> **Problem**
Please transcribe the data that follows without the pictures, keeping every word the same.

----

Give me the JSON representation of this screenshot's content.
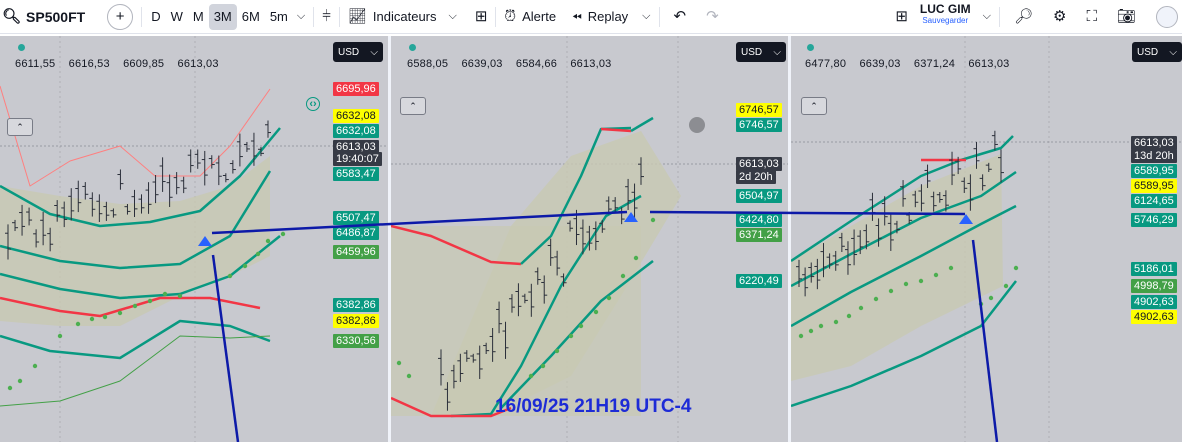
{
  "toolbar": {
    "symbol": "SP500FT",
    "timeframes": [
      "D",
      "W",
      "M",
      "3M",
      "6M",
      "5m"
    ],
    "active_timeframe": "3M",
    "indicators_label": "Indicateurs",
    "alert_label": "Alerte",
    "replay_label": "Replay",
    "user_name": "LUC GIM",
    "save_label": "Sauvegarder"
  },
  "colors": {
    "upper_band": "#089981",
    "lower_band": "#f23645",
    "trend_line": "#0d1aa8",
    "channel_fill": "#c8c9b2",
    "dots": "#4caf50"
  },
  "panels": [
    {
      "currency": "USD",
      "ohlc": [
        "6611,55",
        "6616,53",
        "6609,85",
        "6613,03"
      ],
      "price_tags": [
        {
          "text": "6695,96",
          "style": "red"
        },
        {
          "text": "6632,08",
          "style": "yellow"
        },
        {
          "text": "6632,08",
          "style": "green"
        },
        {
          "text": "6613,03",
          "style": "dark"
        },
        {
          "text": "19:40:07",
          "style": "dark"
        },
        {
          "text": "6583,47",
          "style": "green"
        },
        {
          "text": "6507,47",
          "style": "green"
        },
        {
          "text": "6486,87",
          "style": "green"
        },
        {
          "text": "6459,96",
          "style": "lightgreen"
        },
        {
          "text": "6382,86",
          "style": "green"
        },
        {
          "text": "6382,86",
          "style": "yellow"
        },
        {
          "text": "6330,56",
          "style": "lightgreen"
        }
      ]
    },
    {
      "currency": "USD",
      "ohlc": [
        "6588,05",
        "6639,03",
        "6584,66",
        "6613,03"
      ],
      "price_tags": [
        {
          "text": "6746,57",
          "style": "yellow"
        },
        {
          "text": "6746,57",
          "style": "green"
        },
        {
          "text": "6613,03",
          "style": "dark"
        },
        {
          "text": "2d 20h",
          "style": "dark"
        },
        {
          "text": "6504,97",
          "style": "green"
        },
        {
          "text": "6424,80",
          "style": "green"
        },
        {
          "text": "6371,24",
          "style": "lightgreen"
        },
        {
          "text": "6220,49",
          "style": "green"
        }
      ]
    },
    {
      "currency": "USD",
      "ohlc": [
        "6477,80",
        "6639,03",
        "6371,24",
        "6613,03"
      ],
      "price_tags": [
        {
          "text": "6613,03",
          "style": "dark"
        },
        {
          "text": "13d 20h",
          "style": "dark"
        },
        {
          "text": "6589,95",
          "style": "green"
        },
        {
          "text": "6589,95",
          "style": "yellow"
        },
        {
          "text": "6124,65",
          "style": "green"
        },
        {
          "text": "5746,29",
          "style": "green"
        },
        {
          "text": "5186,01",
          "style": "green"
        },
        {
          "text": "4998,79",
          "style": "lightgreen"
        },
        {
          "text": "4902,63",
          "style": "green"
        },
        {
          "text": "4902,63",
          "style": "yellow"
        }
      ]
    }
  ],
  "annotation": "16/09/25 21H19 UTC-4"
}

----

> **Right answer**
Give me the JSON representation of this screenshot's content.
{
  "toolbar": {
    "symbol": "SP500FT",
    "timeframes": [
      "D",
      "W",
      "M",
      "3M",
      "6M",
      "5m"
    ],
    "active_timeframe": "3M",
    "indicators_label": "Indicateurs",
    "alert_label": "Alerte",
    "replay_label": "Replay",
    "user_name": "LUC GIM",
    "save_label": "Sauvegarder"
  },
  "colors": {
    "upper_band": "#089981",
    "lower_band": "#f23645",
    "trend_line": "#0d1aa8",
    "channel_fill": "#c8c9b2",
    "dots": "#4caf50"
  },
  "panels": [
    {
      "currency": "USD",
      "ohlc": [
        "6611,55",
        "6616,53",
        "6609,85",
        "6613,03"
      ],
      "price_tags": [
        {
          "text": "6695,96",
          "style": "red"
        },
        {
          "text": "6632,08",
          "style": "yellow"
        },
        {
          "text": "6632,08",
          "style": "green"
        },
        {
          "text": "6613,03",
          "style": "dark"
        },
        {
          "text": "19:40:07",
          "style": "dark"
        },
        {
          "text": "6583,47",
          "style": "green"
        },
        {
          "text": "6507,47",
          "style": "green"
        },
        {
          "text": "6486,87",
          "style": "green"
        },
        {
          "text": "6459,96",
          "style": "lightgreen"
        },
        {
          "text": "6382,86",
          "style": "green"
        },
        {
          "text": "6382,86",
          "style": "yellow"
        },
        {
          "text": "6330,56",
          "style": "lightgreen"
        }
      ]
    },
    {
      "currency": "USD",
      "ohlc": [
        "6588,05",
        "6639,03",
        "6584,66",
        "6613,03"
      ],
      "price_tags": [
        {
          "text": "6746,57",
          "style": "yellow"
        },
        {
          "text": "6746,57",
          "style": "green"
        },
        {
          "text": "6613,03",
          "style": "dark"
        },
        {
          "text": "2d 20h",
          "style": "dark"
        },
        {
          "text": "6504,97",
          "style": "green"
        },
        {
          "text": "6424,80",
          "style": "green"
        },
        {
          "text": "6371,24",
          "style": "lightgreen"
        },
        {
          "text": "6220,49",
          "style": "green"
        }
      ]
    },
    {
      "currency": "USD",
      "ohlc": [
        "6477,80",
        "6639,03",
        "6371,24",
        "6613,03"
      ],
      "price_tags": [
        {
          "text": "6613,03",
          "style": "dark"
        },
        {
          "text": "13d 20h",
          "style": "dark"
        },
        {
          "text": "6589,95",
          "style": "green"
        },
        {
          "text": "6589,95",
          "style": "yellow"
        },
        {
          "text": "6124,65",
          "style": "green"
        },
        {
          "text": "5746,29",
          "style": "green"
        },
        {
          "text": "5186,01",
          "style": "green"
        },
        {
          "text": "4998,79",
          "style": "lightgreen"
        },
        {
          "text": "4902,63",
          "style": "green"
        },
        {
          "text": "4902,63",
          "style": "yellow"
        }
      ]
    }
  ],
  "annotation": "16/09/25 21H19 UTC-4"
}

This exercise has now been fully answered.